Supplied data:
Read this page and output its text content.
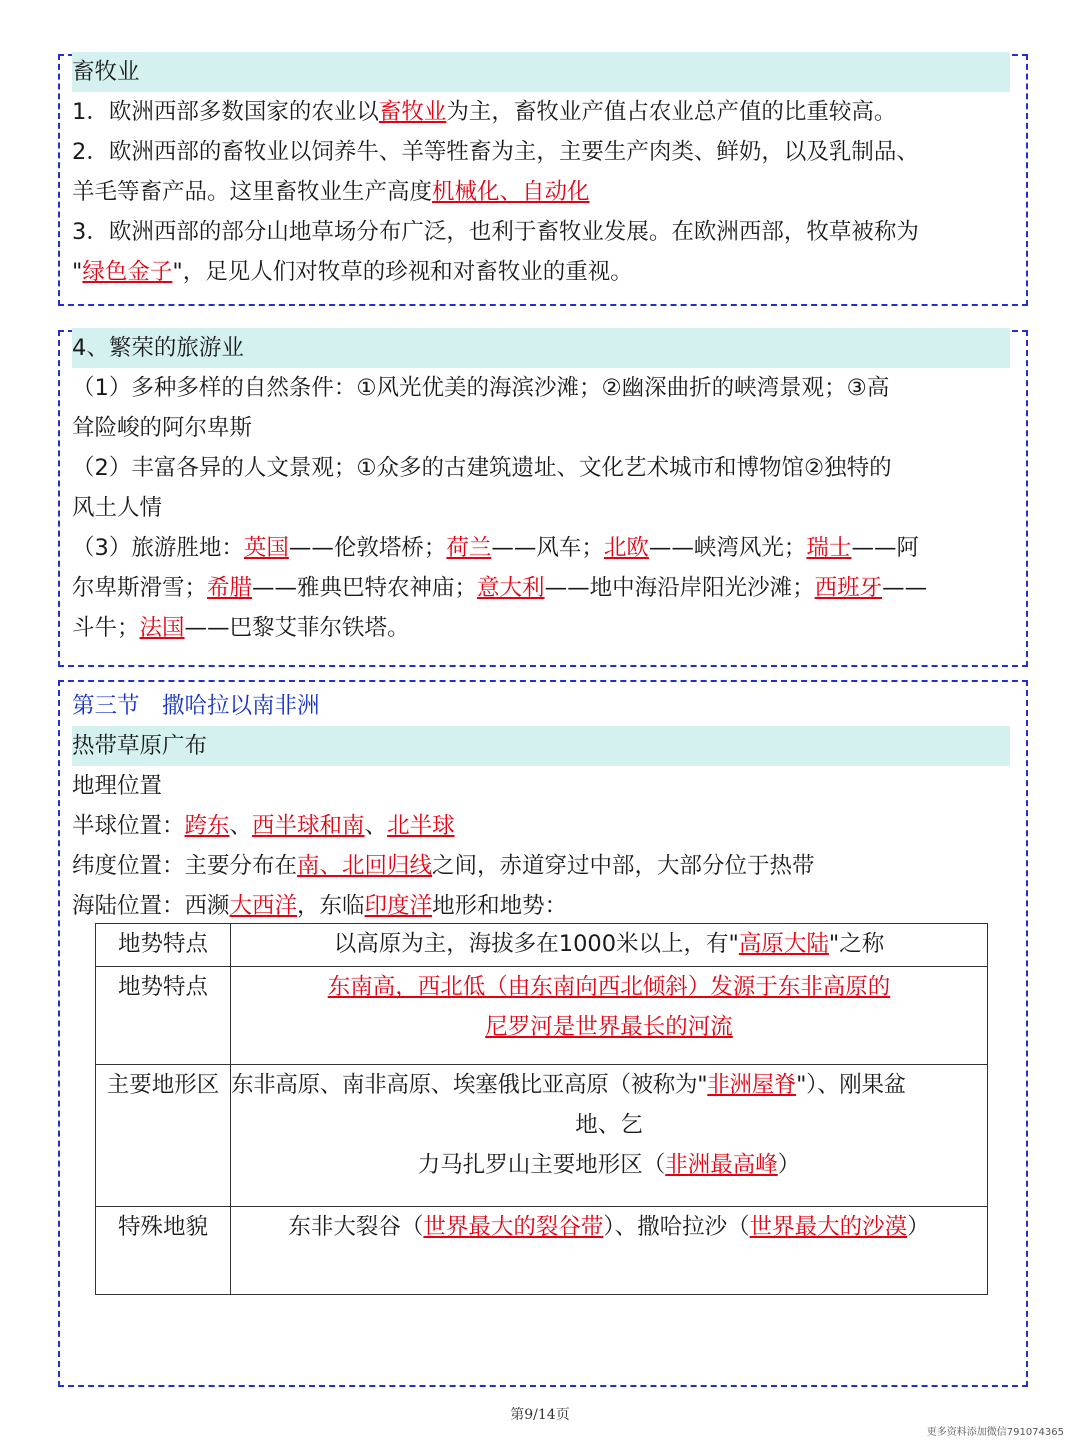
畜牧业
1．欧洲西部多数国家的农业以畜牧业为主，畜牧业产值占农业总产值的比重较高。
2．欧洲西部的畜牧业以饲养牛、羊等牲畜为主，主要生产肉类、鲜奶，以及乳制品、
羊毛等畜产品。这里畜牧业生产高度机械化、自动化
3．欧洲西部的部分山地草场分布广泛，也利于畜牧业发展。在欧洲西部，牧草被称为
"绿色金子"，足见人们对牧草的珍视和对畜牧业的重视。
4、繁荣的旅游业
（1）多种多样的自然条件：①风光优美的海滨沙滩；②幽深曲折的峡湾景观；③高
耸险峻的阿尔卑斯
（2）丰富各异的人文景观；①众多的古建筑遗址、文化艺术城市和博物馆②独特的
风土人情
（3）旅游胜地：英国——伦敦塔桥；荷兰——风车；北欧——峡湾风光；瑞士——阿
尔卑斯滑雪；希腊——雅典巴特农神庙；意大利——地中海沿岸阳光沙滩；西班牙——
斗牛；法国——巴黎艾菲尔铁塔。
第三节　撒哈拉以南非洲
热带草原广布
地理位置
半球位置：跨东、西半球和南、北半球
纬度位置：主要分布在南、北回归线之间，赤道穿过中部，大部分位于热带
海陆位置：西濒大西洋，东临印度洋地形和地势：
地势特点	以高原为主，海拔多在1000米以上，有"高原大陆"之称

地势特点	东南高，西北低（由东南向西北倾斜）发源于东非高原的
尼罗河是世界最长的河流

主要地形区	东非高原、南非高原、埃塞俄比亚高原（被称为"非洲屋脊"）、刚果盆
地、乞
力马扎罗山主要地形区（非洲最高峰）

特殊地貌	东非大裂谷（世界最大的裂谷带）、撒哈拉沙（世界最大的沙漠）
第9/14页
更多资料添加微信791074365
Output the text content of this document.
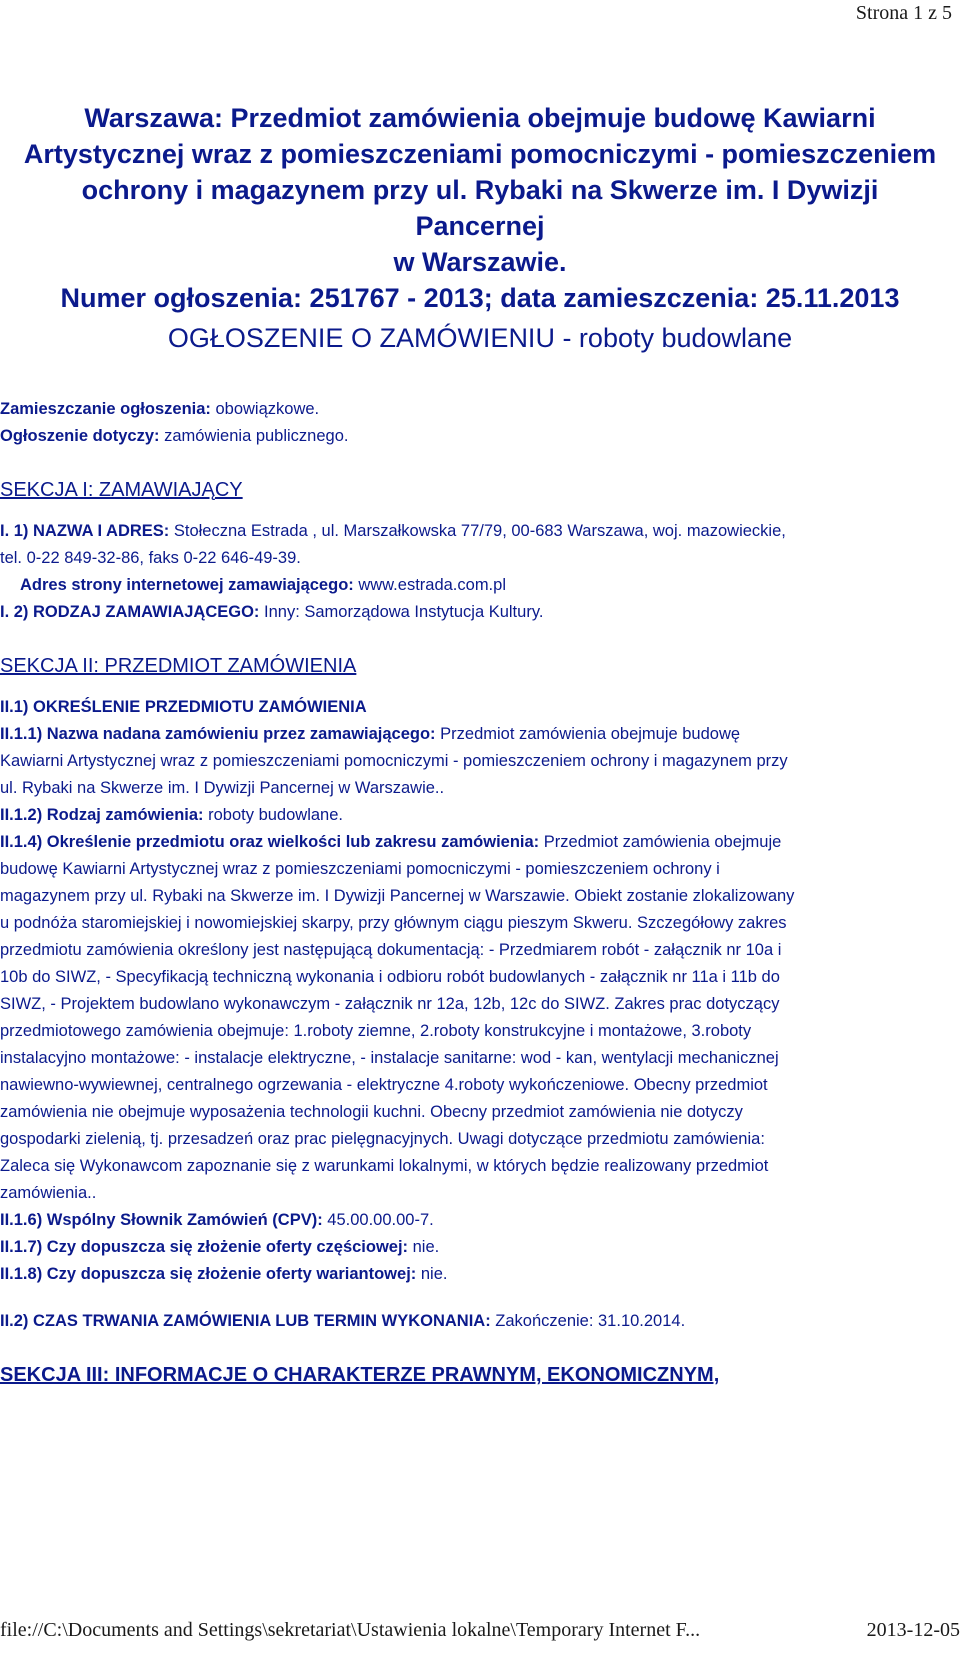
Strona 1 z 5
Warszawa: Przedmiot zamówienia obejmuje budowę Kawiarni
Artystycznej wraz z pomieszczeniami pomocniczymi - pomieszczeniem
ochrony i magazynem przy ul. Rybaki na Skwerze im. I Dywizji Pancernej
w Warszawie.
Numer ogłoszenia: 251767 - 2013; data zamieszczenia: 25.11.2013
OGŁOSZENIE O ZAMÓWIENIU - roboty budowlane
Zamieszczanie ogłoszenia: obowiązkowe.
Ogłoszenie dotyczy: zamówienia publicznego.
SEKCJA I: ZAMAWIAJĄCY
I. 1) NAZWA I ADRES: Stołeczna Estrada , ul. Marszałkowska 77/79, 00-683 Warszawa, woj. mazowieckie,
tel. 0-22 849-32-86, faks 0-22 646-49-39.
Adres strony internetowej zamawiającego: www.estrada.com.pl
I. 2) RODZAJ ZAMAWIAJĄCEGO: Inny: Samorządowa Instytucja Kultury.
SEKCJA II: PRZEDMIOT ZAMÓWIENIA
II.1) OKREŚLENIE PRZEDMIOTU ZAMÓWIENIA
II.1.1) Nazwa nadana zamówieniu przez zamawiającego: Przedmiot zamówienia obejmuje budowę
Kawiarni Artystycznej wraz z pomieszczeniami pomocniczymi - pomieszczeniem ochrony i magazynem przy
ul. Rybaki na Skwerze im. I Dywizji Pancernej w Warszawie..
II.1.2) Rodzaj zamówienia: roboty budowlane.
II.1.4) Określenie przedmiotu oraz wielkości lub zakresu zamówienia: Przedmiot zamówienia obejmuje
budowę Kawiarni Artystycznej wraz z pomieszczeniami pomocniczymi - pomieszczeniem ochrony i
magazynem przy ul. Rybaki na Skwerze im. I Dywizji Pancernej w Warszawie. Obiekt zostanie zlokalizowany
u podnóża staromiejskiej i nowomiejskiej skarpy, przy głównym ciągu pieszym Skweru. Szczegółowy zakres
przedmiotu zamówienia określony jest następującą dokumentacją: - Przedmiarem robót - załącznik nr 10a i
10b do SIWZ, - Specyfikacją techniczną wykonania i odbioru robót budowlanych - załącznik nr 11a i 11b do
SIWZ, - Projektem budowlano wykonawczym - załącznik nr 12a, 12b, 12c do SIWZ. Zakres prac dotyczący
przedmiotowego zamówienia obejmuje: 1.roboty ziemne, 2.roboty konstrukcyjne i montażowe, 3.roboty
instalacyjno montażowe: - instalacje elektryczne, - instalacje sanitarne: wod - kan, wentylacji mechanicznej
nawiewno-wywiewnej, centralnego ogrzewania - elektryczne 4.roboty wykończeniowe. Obecny przedmiot
zamówienia nie obejmuje wyposażenia technologii kuchni. Obecny przedmiot zamówienia nie dotyczy
gospodarki zielenią, tj. przesadzeń oraz prac pielęgnacyjnych. Uwagi dotyczące przedmiotu zamówienia:
Zaleca się Wykonawcom zapoznanie się z warunkami lokalnymi, w których będzie realizowany przedmiot
zamówienia..
II.1.6) Wspólny Słownik Zamówień (CPV): 45.00.00.00-7.
II.1.7) Czy dopuszcza się złożenie oferty częściowej: nie.
II.1.8) Czy dopuszcza się złożenie oferty wariantowej: nie.
II.2) CZAS TRWANIA ZAMÓWIENIA LUB TERMIN WYKONANIA: Zakończenie: 31.10.2014.
SEKCJA III: INFORMACJE O CHARAKTERZE PRAWNYM, EKONOMICZNYM,
file://C:\Documents and Settings\sekretariat\Ustawienia lokalne\Temporary Internet F...	2013-12-05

Exercise brief:
Copy out every line from the material above in which the word "wraz" appears.

Exercise response:
Artystycznej wraz z pomieszczeniami pomocniczymi - pomieszczeniem
Kawiarni Artystycznej wraz z pomieszczeniami pomocniczymi - pomieszczeniem ochrony i magazynem przy
budowę Kawiarni Artystycznej wraz z pomieszczeniami pomocniczymi - pomieszczeniem ochrony i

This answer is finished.